Text excerpt |
============================================================

In a blog posted Sunday by Dr. Thaddeus Pope, he talks about a discussion that will be happening during the Annual American Thoracic Society’s International Conference which begins this week in San Diego. What is disturbing about his discovery is a publication that describes how Massachusetts General Hospital in Boston unilaterally decides whether a patient should be resuscitated or not regardless of what the patient or family has requested.
It appears Mass General has an “ethics committee” who makes these “end-of-life” decisions without consulting the patient or family. If they do consult the family, it doesn’t seem they are interested in what they have to say. The ethics committee is making these decisions despite the desire (and official paperwork to resuscitate) to continue the patient’s life as requested by the patient or the family. In the publication, it appears that a group decided to research the ethics committee consults to understand the dynamics of disagreement with patients and their surrogates as well as understand the sociodemographic and clinical data from the cases studied.
From the report:
We reviewed all ethics committee consults that involved disagreement between health care providers and patients/surrogates over intensity of treatment, including DNR status. We used bivariate and multivariate statistics to compare sociodemographic and clinic data from cases in which unilateral DNR was and was not recommended. We recorded whether this recommendation was actually followed and patient disposition following consultation.
There were 147 cases of conflict over intensity of treatment and DNR status. Of these, the ethics committee recommended unilateral DNR 35% of the time and this recommendation was followed in 83% of cases. Neither age (70±3.9 years versus 73±2.5 years, p=0.43) nor female sex (38% versus 50%, p=0.63) was associated with unilateral DNR recommendation. Patients for whom unilateral DNR was recommended were more likely to be non-white (48% versus 26%, p=0.05). Measures of functional status prior to admission, including number of medical comorbidities (3.8±0.28 versus 3.2±0.22, p=0.08) or full or partial dependence in activities of daily living (62% versus 50%, p=0.36), were not associated with unilateral DNR recommendation. Patients for whom unilateral DNR was recommended were more likely to have conditions judged to be end-stage rather than potentially reversible (62% versus 41%, p=0.05). Patients for whom unilateral DNR was actually ordered were more likely to die during their hospitalization (79% versus 48%, p=0.01).

============================================================

Given entries |
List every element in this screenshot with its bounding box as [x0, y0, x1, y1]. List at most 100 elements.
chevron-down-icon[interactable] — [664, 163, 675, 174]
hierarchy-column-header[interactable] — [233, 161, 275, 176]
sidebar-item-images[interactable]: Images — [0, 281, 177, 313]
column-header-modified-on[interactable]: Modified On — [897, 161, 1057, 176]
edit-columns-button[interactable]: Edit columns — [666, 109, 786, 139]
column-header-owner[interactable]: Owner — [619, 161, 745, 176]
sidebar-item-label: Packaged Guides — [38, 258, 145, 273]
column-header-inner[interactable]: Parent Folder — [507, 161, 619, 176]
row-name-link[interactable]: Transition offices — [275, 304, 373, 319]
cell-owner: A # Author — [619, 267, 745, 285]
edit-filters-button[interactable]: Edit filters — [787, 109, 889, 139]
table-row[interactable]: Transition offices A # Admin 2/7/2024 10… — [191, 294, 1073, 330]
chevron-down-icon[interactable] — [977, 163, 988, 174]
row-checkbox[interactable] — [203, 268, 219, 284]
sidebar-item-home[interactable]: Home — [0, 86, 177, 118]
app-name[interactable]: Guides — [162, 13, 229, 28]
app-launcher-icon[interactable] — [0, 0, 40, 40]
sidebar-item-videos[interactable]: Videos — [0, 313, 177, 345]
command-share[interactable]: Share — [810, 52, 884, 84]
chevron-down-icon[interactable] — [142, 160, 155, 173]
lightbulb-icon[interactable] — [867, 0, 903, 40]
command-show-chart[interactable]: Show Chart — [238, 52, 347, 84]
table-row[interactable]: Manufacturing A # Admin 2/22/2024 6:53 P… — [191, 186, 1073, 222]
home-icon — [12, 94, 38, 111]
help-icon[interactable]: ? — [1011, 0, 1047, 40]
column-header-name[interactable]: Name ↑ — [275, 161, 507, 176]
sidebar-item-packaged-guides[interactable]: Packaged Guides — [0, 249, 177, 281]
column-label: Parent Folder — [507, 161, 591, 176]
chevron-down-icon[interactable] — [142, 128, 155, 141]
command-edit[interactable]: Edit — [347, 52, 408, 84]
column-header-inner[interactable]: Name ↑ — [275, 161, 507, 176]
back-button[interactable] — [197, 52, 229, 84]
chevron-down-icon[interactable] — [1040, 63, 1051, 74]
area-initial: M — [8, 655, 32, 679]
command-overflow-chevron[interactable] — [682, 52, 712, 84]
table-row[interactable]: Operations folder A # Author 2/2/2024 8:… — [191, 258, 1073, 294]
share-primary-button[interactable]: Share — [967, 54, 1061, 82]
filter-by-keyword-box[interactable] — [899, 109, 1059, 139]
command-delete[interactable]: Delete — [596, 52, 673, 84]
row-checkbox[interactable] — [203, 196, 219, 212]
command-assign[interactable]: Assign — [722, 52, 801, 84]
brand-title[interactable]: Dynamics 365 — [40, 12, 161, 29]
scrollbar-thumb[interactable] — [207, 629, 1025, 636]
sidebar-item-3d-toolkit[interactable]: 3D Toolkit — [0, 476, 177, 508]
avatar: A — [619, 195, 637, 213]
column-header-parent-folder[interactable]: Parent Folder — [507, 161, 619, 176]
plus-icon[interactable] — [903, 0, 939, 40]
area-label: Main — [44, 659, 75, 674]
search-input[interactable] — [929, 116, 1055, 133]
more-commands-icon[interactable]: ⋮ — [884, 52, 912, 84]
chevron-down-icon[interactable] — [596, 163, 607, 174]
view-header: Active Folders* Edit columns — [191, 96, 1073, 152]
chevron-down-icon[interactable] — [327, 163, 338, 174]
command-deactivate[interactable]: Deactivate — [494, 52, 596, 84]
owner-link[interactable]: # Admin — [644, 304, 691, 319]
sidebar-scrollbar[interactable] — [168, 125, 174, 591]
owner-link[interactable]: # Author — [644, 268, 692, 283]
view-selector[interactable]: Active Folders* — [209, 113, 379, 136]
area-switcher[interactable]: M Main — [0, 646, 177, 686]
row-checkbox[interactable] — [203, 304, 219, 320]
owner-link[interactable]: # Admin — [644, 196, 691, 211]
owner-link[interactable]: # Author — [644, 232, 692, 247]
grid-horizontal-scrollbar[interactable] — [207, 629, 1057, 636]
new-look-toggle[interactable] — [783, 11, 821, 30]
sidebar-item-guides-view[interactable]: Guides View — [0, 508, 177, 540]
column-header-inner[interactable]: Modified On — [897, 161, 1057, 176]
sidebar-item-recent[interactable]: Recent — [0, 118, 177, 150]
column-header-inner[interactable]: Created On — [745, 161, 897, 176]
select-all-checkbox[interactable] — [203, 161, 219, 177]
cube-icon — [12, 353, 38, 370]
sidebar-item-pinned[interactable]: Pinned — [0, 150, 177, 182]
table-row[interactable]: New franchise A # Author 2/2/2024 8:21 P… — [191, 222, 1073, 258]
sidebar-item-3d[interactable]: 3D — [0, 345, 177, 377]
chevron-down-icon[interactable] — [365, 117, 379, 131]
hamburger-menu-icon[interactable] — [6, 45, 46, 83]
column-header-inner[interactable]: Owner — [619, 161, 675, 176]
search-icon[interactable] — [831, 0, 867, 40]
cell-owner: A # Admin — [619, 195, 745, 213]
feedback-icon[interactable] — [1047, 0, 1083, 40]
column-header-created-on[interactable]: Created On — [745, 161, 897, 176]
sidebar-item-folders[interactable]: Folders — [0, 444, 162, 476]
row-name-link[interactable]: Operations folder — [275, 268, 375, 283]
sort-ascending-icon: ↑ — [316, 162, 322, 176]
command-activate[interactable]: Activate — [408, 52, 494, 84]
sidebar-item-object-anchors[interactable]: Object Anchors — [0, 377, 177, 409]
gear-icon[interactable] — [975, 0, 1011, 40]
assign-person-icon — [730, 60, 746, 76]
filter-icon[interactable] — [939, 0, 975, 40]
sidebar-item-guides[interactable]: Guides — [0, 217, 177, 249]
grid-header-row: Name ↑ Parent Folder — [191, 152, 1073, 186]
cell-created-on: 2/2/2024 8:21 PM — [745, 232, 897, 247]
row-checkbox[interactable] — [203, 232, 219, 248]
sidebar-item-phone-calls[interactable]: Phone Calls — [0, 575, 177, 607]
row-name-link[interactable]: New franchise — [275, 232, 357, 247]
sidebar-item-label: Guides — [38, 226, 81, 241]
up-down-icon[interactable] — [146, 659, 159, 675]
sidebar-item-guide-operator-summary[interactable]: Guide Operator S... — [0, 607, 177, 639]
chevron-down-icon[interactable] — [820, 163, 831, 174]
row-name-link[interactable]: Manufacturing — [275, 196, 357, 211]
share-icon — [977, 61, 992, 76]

============================================================

Brief A | According to the blog post, how often did the ethics committee recommend unilateral DNR in the conflict cases?
Brief B | Summarize the blog post in two sentences.
The records aren't needed for anything here.

Worked solution A | 35% of the time.

Worked solution B | The blog post describes a publication, to be discussed at the American Thoracic Society's International Conference in San Diego, reporting that an ethics committee at Massachusetts General Hospital decides on resuscitation unilaterally, regardless of what patients or families request. The report reviewed 147 conflict cases and found that the committee recommended unilateral DNR 35% of the time, that the recommendation was followed in 83% of cases, and that such recommendations were more likely for non-white patients and for those with end-stage conditions.